(Saved entries)
* * * * *

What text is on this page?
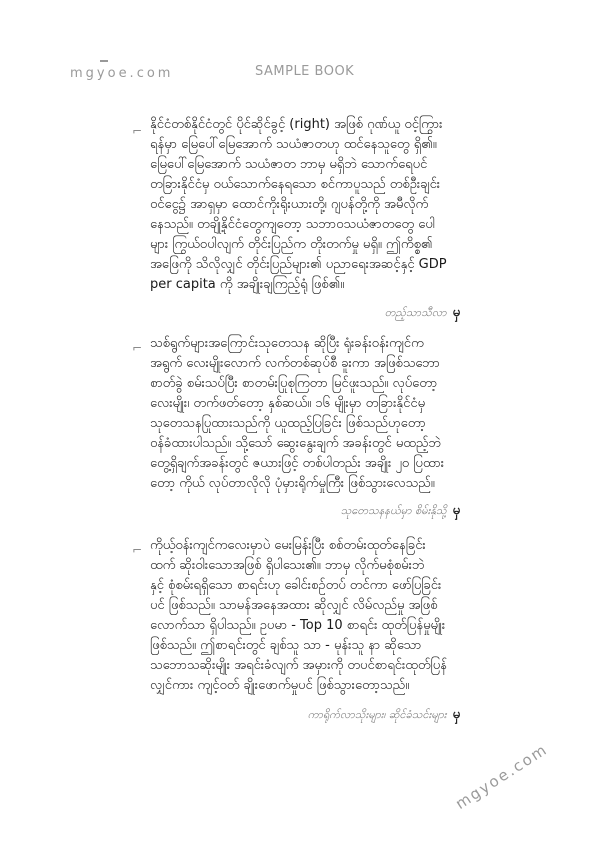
mgyoe.com	SAMPLE BOOK
⌐ နိုင်ငံတစ်နိုင်ငံတွင် ပိုင်ဆိုင်ခွင့် (right) အဖြစ် ဂုဏ်ယူ ဝင့်ကြွား
ရန်မှာ မြေပေါ်မြေအောက် သယံဇာတဟု ထင်နေသူတွေ ရှိ၏။
မြေပေါ်မြေအောက် သယံဇာတ ဘာမှ မရှိဘဲ သောက်ရေပင်
တခြားနိုင်ငံမှ ဝယ်သောက်နေရသော စင်ကာပူသည် တစ်ဦးချင်း
ဝင်ငွေ၌ အာရှမှာ ထောင်ကိုးရိုးယားတို့၊ ဂျပန်တို့ကို အမီလိုက်
နေသည်။ တချို့နိုင်ငံတွေကျတော့ သဘာဝသယံဇာတတွေ ပေါ
များ ကြွယ်ဝပါလျက် တိုင်းပြည်က တိုးတက်မှု မရှိ။ ဤကိစ္စ၏
အဖြေကို သိလိုလျှင် တိုင်းပြည်များ၏ ပညာရေးအဆင့်နှင့် GDP
per capita ကို အချိုးချကြည့်ရုံ ဖြစ်၏။
တည့်သာသီလာ မှ
⌐ သစ်ရွက်များအကြောင်းသုတေသန ဆိုပြီး ရုံးခန်းဝန်းကျင်က
အရွက် လေးမျိုးလောက် လက်တစ်ဆုပ်စီ ခူးကာ အဖြစ်သဘော
စာတ်ခွဲ စမ်းသပ်ပြီး စာတမ်းပြုစုကြတာ မြင်ဖူးသည်။ လုပ်တော့
လေးမျိုး၊ တက်ဖတ်တော့ နှစ်ဆယ်။ ၁၆ မျိုးမှာ တခြားနိုင်ငံမှ
သုတေသနပြုထားသည်ကို ယူထည့်ပြခြင်း ဖြစ်သည်ဟုတော့
ဝန်ခံထားပါသည်။ သို့သော် ဆွေးနွေးချက် အခန်းတွင် မထည့်ဘဲ
တွေ့ရှိချက်အခန်းတွင် ဇယားဖြင့် တစ်ပါတည်း အချိုး ၂၀ ပြထား
တော့ ကိုယ် လုပ်တာလိုလို ပုံမှားရိုက်မှုကြီး ဖြစ်သွားလေသည်။
သုတေသနနယ်မှာ စိမ်းနိုသို့ မှ
⌐ ကိုယ့်ဝန်းကျင်ကလေးမှာပဲ မေးမြန်းပြီး စစ်တမ်းထုတ်နေခြင်း
ထက် ဆိုးဝါးသောအဖြစ် ရှိပါသေး၏။ ဘာမှ လိုက်မစုံစမ်းဘဲ
နှင့် စုံစမ်းရရှိသော စာရင်းဟု ခေါင်းစဉ်တပ် တင်ကာ ဖော်ပြခြင်း
ပင် ဖြစ်သည်။ သာမန်အနေအထား ဆိုလျှင် လိမ်လည်မှု အဖြစ်
လောက်သာ ရှိပါသည်။ ဥပမာ - Top 10 စာရင်း ထုတ်ပြန်မှုမျိုး
ဖြစ်သည်။ ဤစာရင်းတွင် ချစ်သူ သာ - မုန်းသူ နာ ဆိုသော
သဘောသဆိုးမျိုး အရင်းခံလျက် အမှားကို တပင်စာရင်းထုတ်ပြန်
လျှင်ကား ကျင့်ဝတ် ချိုးဖောက်မှုပင် ဖြစ်သွားတော့သည်။
ကာရိုက်လာသိုးများ၊ ဆိုင်ခံသင်းများ မှ
mgyoe.com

* * * * *

- **STATED EXERCISE**
Using the material above, return every line exactly as it appears, minus the pictures.

- **RESPONSE FOR THIS EXERCISE**
What text is on this page?
mgyoe.com	SAMPLE BOOK
⌐ နိုင်ငံတစ်နိုင်ငံတွင် ပိုင်ဆိုင်ခွင့် (right) အဖြစ် ဂုဏ်ယူ ဝင့်ကြွား
ရန်မှာ မြေပေါ်မြေအောက် သယံဇာတဟု ထင်နေသူတွေ ရှိ၏။
မြေပေါ်မြေအောက် သယံဇာတ ဘာမှ မရှိဘဲ သောက်ရေပင်
တခြားနိုင်ငံမှ ဝယ်သောက်နေရသော စင်ကာပူသည် တစ်ဦးချင်း
ဝင်ငွေ၌ အာရှမှာ ထောင်ကိုးရိုးယားတို့၊ ဂျပန်တို့ကို အမီလိုက်
နေသည်။ တချို့နိုင်ငံတွေကျတော့ သဘာဝသယံဇာတတွေ ပေါ
များ ကြွယ်ဝပါလျက် တိုင်းပြည်က တိုးတက်မှု မရှိ။ ဤကိစ္စ၏
အဖြေကို သိလိုလျှင် တိုင်းပြည်များ၏ ပညာရေးအဆင့်နှင့် GDP
per capita ကို အချိုးချကြည့်ရုံ ဖြစ်၏။
တည့်သာသီလာ မှ
⌐ သစ်ရွက်များအကြောင်းသုတေသန ဆိုပြီး ရုံးခန်းဝန်းကျင်က
အရွက် လေးမျိုးလောက် လက်တစ်ဆုပ်စီ ခူးကာ အဖြစ်သဘော
စာတ်ခွဲ စမ်းသပ်ပြီး စာတမ်းပြုစုကြတာ မြင်ဖူးသည်။ လုပ်တော့
လေးမျိုး၊ တက်ဖတ်တော့ နှစ်ဆယ်။ ၁၆ မျိုးမှာ တခြားနိုင်ငံမှ
သုတေသနပြုထားသည်ကို ယူထည့်ပြခြင်း ဖြစ်သည်ဟုတော့
ဝန်ခံထားပါသည်။ သို့သော် ဆွေးနွေးချက် အခန်းတွင် မထည့်ဘဲ
တွေ့ရှိချက်အခန်းတွင် ဇယားဖြင့် တစ်ပါတည်း အချိုး ၂၀ ပြထား
တော့ ကိုယ် လုပ်တာလိုလို ပုံမှားရိုက်မှုကြီး ဖြစ်သွားလေသည်။
သုတေသနနယ်မှာ စိမ်းနိုသို့ မှ
⌐ ကိုယ့်ဝန်းကျင်ကလေးမှာပဲ မေးမြန်းပြီး စစ်တမ်းထုတ်နေခြင်း
ထက် ဆိုးဝါးသောအဖြစ် ရှိပါသေး၏။ ဘာမှ လိုက်မစုံစမ်းဘဲ
နှင့် စုံစမ်းရရှိသော စာရင်းဟု ခေါင်းစဉ်တပ် တင်ကာ ဖော်ပြခြင်း
ပင် ဖြစ်သည်။ သာမန်အနေအထား ဆိုလျှင် လိမ်လည်မှု အဖြစ်
လောက်သာ ရှိပါသည်။ ဥပမာ - Top 10 စာရင်း ထုတ်ပြန်မှုမျိုး
ဖြစ်သည်။ ဤစာရင်းတွင် ချစ်သူ သာ - မုန်းသူ နာ ဆိုသော
သဘောသဆိုးမျိုး အရင်းခံလျက် အမှားကို တပင်စာရင်းထုတ်ပြန်
လျှင်ကား ကျင့်ဝတ် ချိုးဖောက်မှုပင် ဖြစ်သွားတော့သည်။
ကာရိုက်လာသိုးများ၊ ဆိုင်ခံသင်းများ မှ
mgyoe.com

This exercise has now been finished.